Your objective: Leave out the pictures and transcribe the rest of the records exactly.

Records supplied:

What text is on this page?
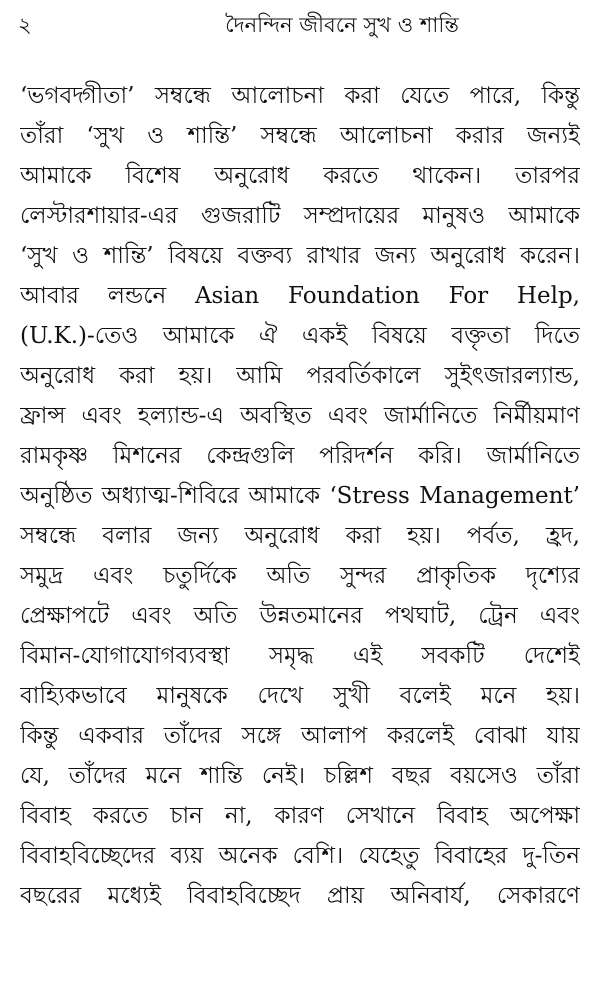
২	দৈনন্দিন জীবনে সুখ ও শান্তি
‘ভগবদ্গীতা’ সম্বন্ধে আলোচনা করা যেতে পারে, কিন্তু
তাঁরা ‘সুখ ও শান্তি’ সম্বন্ধে আলোচনা করার জন্যই
আমাকে বিশেষ অনুরোধ করতে থাকেন। তারপর
লেস্টারশায়ার-এর গুজরাটি সম্প্রদায়ের মানুষও আমাকে
‘সুখ ও শান্তি’ বিষয়ে বক্তব্য রাখার জন্য অনুরোধ করেন।
আবার লন্ডনে Asian Foundation For Help,
(U.K.)-তেও আমাকে ঐ একই বিষয়ে বক্তৃতা দিতে
অনুরোধ করা হয়। আমি পরবর্তিকালে সুইৎজারল্যান্ড,
ফ্রান্স এবং হল্যান্ড-এ অবস্থিত এবং জার্মানিতে নির্মীয়মাণ
রামকৃষ্ণ মিশনের কেন্দ্রগুলি পরিদর্শন করি। জার্মানিতে
অনুষ্ঠিত অধ্যাত্ম-শিবিরে আমাকে ‘Stress Management’
সম্বন্ধে বলার জন্য অনুরোধ করা হয়। পর্বত, হ্রদ,
সমুদ্র এবং চতুর্দিকে অতি সুন্দর প্রাকৃতিক দৃশ্যের
প্রেক্ষাপটে এবং অতি উন্নতমানের পথঘাট, ট্রেন এবং
বিমান-যোগাযোগব্যবস্থা সমৃদ্ধ এই সবকটি দেশেই
বাহ্যিকভাবে মানুষকে দেখে সুখী বলেই মনে হয়।
কিন্তু একবার তাঁদের সঙ্গে আলাপ করলেই বোঝা যায়
যে, তাঁদের মনে শান্তি নেই। চল্লিশ বছর বয়সেও তাঁরা
বিবাহ করতে চান না, কারণ সেখানে বিবাহ অপেক্ষা
বিবাহবিচ্ছেদের ব্যয় অনেক বেশি। যেহেতু বিবাহের দু-তিন
বছরের মধ্যেই বিবাহবিচ্ছেদ প্রায় অনিবার্য, সেকারণে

Solution for this task:
What text is on this page?
২	দৈনন্দিন জীবনে সুখ ও শান্তি
‘ভগবদ্গীতা’ সম্বন্ধে আলোচনা করা যেতে পারে, কিন্তু
তাঁরা ‘সুখ ও শান্তি’ সম্বন্ধে আলোচনা করার জন্যই
আমাকে বিশেষ অনুরোধ করতে থাকেন। তারপর
লেস্টারশায়ার-এর গুজরাটি সম্প্রদায়ের মানুষও আমাকে
‘সুখ ও শান্তি’ বিষয়ে বক্তব্য রাখার জন্য অনুরোধ করেন।
আবার লন্ডনে Asian Foundation For Help,
(U.K.)-তেও আমাকে ঐ একই বিষয়ে বক্তৃতা দিতে
অনুরোধ করা হয়। আমি পরবর্তিকালে সুইৎজারল্যান্ড,
ফ্রান্স এবং হল্যান্ড-এ অবস্থিত এবং জার্মানিতে নির্মীয়মাণ
রামকৃষ্ণ মিশনের কেন্দ্রগুলি পরিদর্শন করি। জার্মানিতে
অনুষ্ঠিত অধ্যাত্ম-শিবিরে আমাকে ‘Stress Management’
সম্বন্ধে বলার জন্য অনুরোধ করা হয়। পর্বত, হ্রদ,
সমুদ্র এবং চতুর্দিকে অতি সুন্দর প্রাকৃতিক দৃশ্যের
প্রেক্ষাপটে এবং অতি উন্নতমানের পথঘাট, ট্রেন এবং
বিমান-যোগাযোগব্যবস্থা সমৃদ্ধ এই সবকটি দেশেই
বাহ্যিকভাবে মানুষকে দেখে সুখী বলেই মনে হয়।
কিন্তু একবার তাঁদের সঙ্গে আলাপ করলেই বোঝা যায়
যে, তাঁদের মনে শান্তি নেই। চল্লিশ বছর বয়সেও তাঁরা
বিবাহ করতে চান না, কারণ সেখানে বিবাহ অপেক্ষা
বিবাহবিচ্ছেদের ব্যয় অনেক বেশি। যেহেতু বিবাহের দু-তিন
বছরের মধ্যেই বিবাহবিচ্ছেদ প্রায় অনিবার্য, সেকারণে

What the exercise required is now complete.